EXERCISE PROMPT:
In the material below, find every line with "onze" and pull it out.

[Collected data]
++++++

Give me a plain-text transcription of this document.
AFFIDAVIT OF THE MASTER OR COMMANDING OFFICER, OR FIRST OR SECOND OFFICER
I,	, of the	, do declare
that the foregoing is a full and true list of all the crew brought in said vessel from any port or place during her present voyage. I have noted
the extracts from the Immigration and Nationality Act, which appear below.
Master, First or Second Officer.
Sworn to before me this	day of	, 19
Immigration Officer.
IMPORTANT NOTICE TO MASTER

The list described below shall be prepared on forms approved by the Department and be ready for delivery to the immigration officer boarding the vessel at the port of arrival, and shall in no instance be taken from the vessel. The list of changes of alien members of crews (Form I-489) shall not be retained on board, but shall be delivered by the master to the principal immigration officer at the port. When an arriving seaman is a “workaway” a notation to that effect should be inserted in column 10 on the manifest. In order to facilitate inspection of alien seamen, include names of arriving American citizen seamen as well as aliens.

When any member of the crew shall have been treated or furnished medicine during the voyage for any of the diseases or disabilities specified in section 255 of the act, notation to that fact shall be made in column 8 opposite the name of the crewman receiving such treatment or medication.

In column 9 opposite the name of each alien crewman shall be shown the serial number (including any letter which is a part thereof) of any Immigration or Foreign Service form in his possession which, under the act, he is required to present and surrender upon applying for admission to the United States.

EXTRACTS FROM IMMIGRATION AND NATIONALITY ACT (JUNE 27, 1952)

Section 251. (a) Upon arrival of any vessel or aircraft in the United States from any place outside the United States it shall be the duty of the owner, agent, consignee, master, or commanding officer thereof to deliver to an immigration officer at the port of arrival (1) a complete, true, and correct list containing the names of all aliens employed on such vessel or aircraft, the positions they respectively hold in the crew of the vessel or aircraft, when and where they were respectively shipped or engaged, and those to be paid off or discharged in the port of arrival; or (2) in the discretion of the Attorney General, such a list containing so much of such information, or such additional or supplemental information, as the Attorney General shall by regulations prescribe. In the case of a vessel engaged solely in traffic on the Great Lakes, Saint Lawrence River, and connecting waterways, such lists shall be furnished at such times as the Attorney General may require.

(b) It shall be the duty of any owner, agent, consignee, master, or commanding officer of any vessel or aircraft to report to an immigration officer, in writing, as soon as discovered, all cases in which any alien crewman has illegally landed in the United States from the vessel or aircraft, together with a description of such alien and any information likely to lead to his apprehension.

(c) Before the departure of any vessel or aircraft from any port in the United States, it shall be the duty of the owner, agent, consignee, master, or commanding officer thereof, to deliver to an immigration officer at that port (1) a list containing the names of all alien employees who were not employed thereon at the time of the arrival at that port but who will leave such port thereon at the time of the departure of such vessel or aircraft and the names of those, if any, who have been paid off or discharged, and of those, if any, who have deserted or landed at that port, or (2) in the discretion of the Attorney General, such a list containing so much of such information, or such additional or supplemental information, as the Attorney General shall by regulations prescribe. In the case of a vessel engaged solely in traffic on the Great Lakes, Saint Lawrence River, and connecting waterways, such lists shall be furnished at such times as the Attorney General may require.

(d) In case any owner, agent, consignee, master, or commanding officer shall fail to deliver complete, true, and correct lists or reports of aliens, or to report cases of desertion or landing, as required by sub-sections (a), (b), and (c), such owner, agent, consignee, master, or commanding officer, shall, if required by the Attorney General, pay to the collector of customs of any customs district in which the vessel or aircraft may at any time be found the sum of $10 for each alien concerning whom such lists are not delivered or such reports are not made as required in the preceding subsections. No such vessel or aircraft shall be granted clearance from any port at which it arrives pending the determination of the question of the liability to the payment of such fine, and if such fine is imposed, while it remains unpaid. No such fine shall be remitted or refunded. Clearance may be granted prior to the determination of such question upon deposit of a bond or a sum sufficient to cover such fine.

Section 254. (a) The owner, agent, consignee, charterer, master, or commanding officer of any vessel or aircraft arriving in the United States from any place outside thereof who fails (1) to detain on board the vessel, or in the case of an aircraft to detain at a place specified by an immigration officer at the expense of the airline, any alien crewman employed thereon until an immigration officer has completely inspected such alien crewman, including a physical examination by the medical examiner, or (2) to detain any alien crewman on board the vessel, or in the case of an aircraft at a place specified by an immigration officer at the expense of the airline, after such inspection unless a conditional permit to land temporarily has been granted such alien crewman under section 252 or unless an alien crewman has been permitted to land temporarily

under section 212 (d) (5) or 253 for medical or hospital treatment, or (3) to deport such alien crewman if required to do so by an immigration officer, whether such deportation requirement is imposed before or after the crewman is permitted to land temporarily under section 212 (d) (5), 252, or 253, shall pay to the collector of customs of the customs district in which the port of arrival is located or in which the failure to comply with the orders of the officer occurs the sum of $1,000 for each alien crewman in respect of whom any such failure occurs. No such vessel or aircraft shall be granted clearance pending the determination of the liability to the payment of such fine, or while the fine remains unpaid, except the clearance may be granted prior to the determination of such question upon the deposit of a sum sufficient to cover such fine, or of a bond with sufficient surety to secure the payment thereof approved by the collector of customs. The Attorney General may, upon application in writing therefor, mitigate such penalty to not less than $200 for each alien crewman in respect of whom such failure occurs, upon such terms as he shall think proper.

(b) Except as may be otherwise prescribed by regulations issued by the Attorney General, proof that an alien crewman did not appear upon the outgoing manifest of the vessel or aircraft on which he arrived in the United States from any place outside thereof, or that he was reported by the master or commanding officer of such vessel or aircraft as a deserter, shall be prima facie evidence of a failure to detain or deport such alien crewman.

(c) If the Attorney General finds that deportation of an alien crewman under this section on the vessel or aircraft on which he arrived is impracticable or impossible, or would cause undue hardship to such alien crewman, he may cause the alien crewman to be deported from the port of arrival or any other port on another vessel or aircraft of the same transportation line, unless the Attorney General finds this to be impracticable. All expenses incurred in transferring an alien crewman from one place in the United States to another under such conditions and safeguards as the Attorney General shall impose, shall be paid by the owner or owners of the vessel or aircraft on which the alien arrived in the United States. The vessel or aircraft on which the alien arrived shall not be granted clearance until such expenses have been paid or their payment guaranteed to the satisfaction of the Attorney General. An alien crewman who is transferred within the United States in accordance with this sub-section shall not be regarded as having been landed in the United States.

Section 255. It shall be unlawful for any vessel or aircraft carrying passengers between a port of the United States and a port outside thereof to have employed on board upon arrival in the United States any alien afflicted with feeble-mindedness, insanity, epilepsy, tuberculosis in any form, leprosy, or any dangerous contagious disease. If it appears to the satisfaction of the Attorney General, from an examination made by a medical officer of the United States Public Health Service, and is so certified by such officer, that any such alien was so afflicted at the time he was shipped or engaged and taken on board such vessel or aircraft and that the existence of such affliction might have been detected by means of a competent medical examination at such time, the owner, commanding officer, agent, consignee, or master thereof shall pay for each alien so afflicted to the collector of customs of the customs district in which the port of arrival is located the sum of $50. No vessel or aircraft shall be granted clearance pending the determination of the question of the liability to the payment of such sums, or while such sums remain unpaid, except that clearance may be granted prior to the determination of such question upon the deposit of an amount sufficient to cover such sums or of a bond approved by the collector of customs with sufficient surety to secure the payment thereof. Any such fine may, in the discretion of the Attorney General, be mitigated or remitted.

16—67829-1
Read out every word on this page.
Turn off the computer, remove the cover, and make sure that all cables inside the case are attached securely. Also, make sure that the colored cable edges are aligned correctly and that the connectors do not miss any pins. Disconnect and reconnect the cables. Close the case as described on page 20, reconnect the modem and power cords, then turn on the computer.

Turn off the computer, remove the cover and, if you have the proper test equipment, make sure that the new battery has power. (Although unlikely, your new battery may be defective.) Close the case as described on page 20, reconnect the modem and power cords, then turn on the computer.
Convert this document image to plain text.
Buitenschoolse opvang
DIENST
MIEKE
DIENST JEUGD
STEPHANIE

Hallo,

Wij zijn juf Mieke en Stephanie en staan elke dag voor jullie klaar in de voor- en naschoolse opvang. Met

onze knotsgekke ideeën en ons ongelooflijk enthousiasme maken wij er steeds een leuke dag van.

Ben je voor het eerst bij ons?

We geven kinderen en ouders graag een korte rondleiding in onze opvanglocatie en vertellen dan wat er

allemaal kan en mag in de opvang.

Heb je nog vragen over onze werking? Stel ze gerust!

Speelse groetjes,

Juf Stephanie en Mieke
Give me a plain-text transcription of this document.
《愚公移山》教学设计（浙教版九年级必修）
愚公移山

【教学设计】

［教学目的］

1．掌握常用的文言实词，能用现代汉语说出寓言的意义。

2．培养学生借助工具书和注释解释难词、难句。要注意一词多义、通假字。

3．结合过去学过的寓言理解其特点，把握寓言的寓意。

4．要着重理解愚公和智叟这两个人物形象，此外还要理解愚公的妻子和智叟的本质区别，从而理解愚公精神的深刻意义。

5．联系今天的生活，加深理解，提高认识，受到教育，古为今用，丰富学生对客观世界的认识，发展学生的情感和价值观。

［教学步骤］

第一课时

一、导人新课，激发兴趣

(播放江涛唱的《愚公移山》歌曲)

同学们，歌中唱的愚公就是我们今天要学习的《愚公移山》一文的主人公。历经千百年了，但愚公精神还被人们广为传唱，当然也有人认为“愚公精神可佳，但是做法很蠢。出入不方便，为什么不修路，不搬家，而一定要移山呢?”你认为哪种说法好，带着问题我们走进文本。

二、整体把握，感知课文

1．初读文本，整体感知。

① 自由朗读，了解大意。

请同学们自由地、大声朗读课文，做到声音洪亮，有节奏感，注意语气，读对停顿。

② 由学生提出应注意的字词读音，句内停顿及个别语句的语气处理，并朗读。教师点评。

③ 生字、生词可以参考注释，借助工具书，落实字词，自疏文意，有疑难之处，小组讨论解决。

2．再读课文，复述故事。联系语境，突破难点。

++++++

EXERCISE ANSWER:
onze knotsgekke ideeën en ons ongelooflijk enthousiasme maken wij er steeds een leuke dag van.
We geven kinderen en ouders graag een korte rondleiding in onze opvanglocatie en vertellen dan wat er
Heb je nog vragen over onze werking? Stel ze gerust!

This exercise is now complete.